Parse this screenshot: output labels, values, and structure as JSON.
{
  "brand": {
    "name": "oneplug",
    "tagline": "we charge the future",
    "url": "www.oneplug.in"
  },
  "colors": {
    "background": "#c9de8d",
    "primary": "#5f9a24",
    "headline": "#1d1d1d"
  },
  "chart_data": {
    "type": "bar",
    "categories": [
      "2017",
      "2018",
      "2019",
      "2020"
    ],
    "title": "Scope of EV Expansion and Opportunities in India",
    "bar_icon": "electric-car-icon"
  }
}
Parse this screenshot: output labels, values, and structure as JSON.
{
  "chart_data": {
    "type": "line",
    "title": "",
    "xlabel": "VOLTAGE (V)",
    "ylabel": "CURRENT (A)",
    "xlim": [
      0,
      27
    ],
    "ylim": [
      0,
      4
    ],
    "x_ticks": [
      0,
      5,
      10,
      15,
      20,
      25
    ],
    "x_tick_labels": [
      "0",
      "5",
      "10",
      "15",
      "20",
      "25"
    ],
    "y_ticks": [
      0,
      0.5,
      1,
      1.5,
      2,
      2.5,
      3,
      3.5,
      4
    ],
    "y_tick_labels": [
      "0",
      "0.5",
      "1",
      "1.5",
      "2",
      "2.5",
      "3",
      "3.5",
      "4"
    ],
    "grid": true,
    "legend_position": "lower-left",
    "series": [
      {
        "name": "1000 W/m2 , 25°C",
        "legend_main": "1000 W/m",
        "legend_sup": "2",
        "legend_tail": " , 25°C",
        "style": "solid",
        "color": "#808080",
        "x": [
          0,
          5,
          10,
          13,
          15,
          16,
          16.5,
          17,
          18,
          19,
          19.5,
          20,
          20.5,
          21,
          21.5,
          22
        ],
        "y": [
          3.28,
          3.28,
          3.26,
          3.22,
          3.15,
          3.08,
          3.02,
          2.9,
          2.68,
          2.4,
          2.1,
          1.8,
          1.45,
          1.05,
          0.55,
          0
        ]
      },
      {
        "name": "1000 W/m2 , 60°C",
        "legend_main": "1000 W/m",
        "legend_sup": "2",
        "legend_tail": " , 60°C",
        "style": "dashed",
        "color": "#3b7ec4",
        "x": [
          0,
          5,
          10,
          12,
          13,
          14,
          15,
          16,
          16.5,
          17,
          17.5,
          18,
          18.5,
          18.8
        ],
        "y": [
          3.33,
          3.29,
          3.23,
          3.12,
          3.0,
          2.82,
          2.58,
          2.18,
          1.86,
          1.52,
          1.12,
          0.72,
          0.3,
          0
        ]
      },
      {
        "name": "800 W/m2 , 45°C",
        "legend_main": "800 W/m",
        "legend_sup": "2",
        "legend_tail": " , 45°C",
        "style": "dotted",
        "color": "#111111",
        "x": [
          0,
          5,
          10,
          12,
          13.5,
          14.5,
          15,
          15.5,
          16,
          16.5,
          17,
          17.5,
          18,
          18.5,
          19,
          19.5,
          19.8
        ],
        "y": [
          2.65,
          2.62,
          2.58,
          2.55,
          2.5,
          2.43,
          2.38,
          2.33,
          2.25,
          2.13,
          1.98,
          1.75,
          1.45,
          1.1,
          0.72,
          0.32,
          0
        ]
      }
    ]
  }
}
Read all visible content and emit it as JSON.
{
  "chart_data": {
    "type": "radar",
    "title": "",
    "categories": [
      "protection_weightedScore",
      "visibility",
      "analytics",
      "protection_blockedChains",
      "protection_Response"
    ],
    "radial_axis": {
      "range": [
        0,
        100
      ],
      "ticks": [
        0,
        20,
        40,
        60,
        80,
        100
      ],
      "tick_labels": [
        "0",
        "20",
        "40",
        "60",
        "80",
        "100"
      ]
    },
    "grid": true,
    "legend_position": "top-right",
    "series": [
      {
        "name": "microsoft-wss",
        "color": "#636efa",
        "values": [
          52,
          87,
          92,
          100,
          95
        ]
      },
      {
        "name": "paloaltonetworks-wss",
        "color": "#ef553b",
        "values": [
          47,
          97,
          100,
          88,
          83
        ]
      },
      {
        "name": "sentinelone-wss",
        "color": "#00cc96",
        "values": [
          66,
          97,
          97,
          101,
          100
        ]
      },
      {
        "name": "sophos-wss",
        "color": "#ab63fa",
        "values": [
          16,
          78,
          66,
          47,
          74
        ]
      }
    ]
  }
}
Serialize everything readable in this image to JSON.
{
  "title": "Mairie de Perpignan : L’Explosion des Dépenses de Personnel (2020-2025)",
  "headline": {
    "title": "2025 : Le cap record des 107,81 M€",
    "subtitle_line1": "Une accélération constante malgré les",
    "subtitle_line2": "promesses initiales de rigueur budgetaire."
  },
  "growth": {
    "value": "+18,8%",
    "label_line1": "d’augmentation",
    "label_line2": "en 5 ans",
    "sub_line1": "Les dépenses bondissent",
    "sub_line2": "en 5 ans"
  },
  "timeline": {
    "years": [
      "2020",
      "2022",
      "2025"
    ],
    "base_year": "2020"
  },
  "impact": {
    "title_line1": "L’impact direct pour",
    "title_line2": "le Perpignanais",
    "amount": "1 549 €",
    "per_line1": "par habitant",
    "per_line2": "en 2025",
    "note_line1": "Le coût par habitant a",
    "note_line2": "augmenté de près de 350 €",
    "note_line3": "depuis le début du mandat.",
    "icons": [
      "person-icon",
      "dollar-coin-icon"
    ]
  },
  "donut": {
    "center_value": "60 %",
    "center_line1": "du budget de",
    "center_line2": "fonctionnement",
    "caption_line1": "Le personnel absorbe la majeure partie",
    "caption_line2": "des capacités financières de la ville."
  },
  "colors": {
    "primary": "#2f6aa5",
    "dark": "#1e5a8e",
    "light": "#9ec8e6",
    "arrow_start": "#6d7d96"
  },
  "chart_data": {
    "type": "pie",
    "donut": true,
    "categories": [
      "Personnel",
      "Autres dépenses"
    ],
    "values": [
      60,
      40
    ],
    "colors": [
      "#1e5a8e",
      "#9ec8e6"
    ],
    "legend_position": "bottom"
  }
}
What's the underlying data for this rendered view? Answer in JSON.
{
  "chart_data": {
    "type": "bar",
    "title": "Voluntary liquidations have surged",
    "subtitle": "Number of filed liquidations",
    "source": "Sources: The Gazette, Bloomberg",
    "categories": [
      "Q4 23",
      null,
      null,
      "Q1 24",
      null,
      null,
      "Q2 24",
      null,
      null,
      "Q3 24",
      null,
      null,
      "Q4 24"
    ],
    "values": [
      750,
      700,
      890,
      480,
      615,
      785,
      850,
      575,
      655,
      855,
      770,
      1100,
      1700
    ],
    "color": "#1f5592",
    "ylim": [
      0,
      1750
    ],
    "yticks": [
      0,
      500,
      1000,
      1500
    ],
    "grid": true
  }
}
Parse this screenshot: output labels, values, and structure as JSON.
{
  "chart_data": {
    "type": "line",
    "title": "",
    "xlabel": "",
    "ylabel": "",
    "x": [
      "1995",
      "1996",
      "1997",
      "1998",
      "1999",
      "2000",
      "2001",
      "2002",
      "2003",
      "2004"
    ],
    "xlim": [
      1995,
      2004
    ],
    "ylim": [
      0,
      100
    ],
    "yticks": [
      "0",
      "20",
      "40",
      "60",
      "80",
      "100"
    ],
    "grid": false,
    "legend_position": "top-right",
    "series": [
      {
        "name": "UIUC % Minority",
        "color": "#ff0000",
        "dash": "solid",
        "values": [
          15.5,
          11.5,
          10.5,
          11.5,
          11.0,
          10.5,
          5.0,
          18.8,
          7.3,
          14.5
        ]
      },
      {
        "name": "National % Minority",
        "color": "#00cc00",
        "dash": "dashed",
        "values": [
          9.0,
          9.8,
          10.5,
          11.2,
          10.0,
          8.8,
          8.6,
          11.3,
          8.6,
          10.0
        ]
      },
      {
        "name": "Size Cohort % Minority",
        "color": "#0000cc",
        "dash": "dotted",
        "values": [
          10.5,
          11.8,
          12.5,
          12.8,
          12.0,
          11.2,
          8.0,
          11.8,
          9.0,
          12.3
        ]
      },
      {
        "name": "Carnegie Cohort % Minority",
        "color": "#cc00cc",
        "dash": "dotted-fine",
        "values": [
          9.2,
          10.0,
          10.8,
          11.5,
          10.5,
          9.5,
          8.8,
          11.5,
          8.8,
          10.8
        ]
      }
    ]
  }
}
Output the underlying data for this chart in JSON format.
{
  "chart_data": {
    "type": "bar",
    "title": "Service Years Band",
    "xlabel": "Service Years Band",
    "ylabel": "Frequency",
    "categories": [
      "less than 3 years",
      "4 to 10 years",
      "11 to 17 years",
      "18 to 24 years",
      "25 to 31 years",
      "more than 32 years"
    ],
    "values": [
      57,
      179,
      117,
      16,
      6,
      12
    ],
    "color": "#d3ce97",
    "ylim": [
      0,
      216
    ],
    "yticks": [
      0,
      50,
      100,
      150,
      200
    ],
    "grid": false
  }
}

^^^^^^^^^^^^^^^^

Pull every line containing the word "liquidations" out of the material.

> _The reply_
    "title": "Voluntary liquidations have surged",
    "subtitle": "Number of filed liquidations",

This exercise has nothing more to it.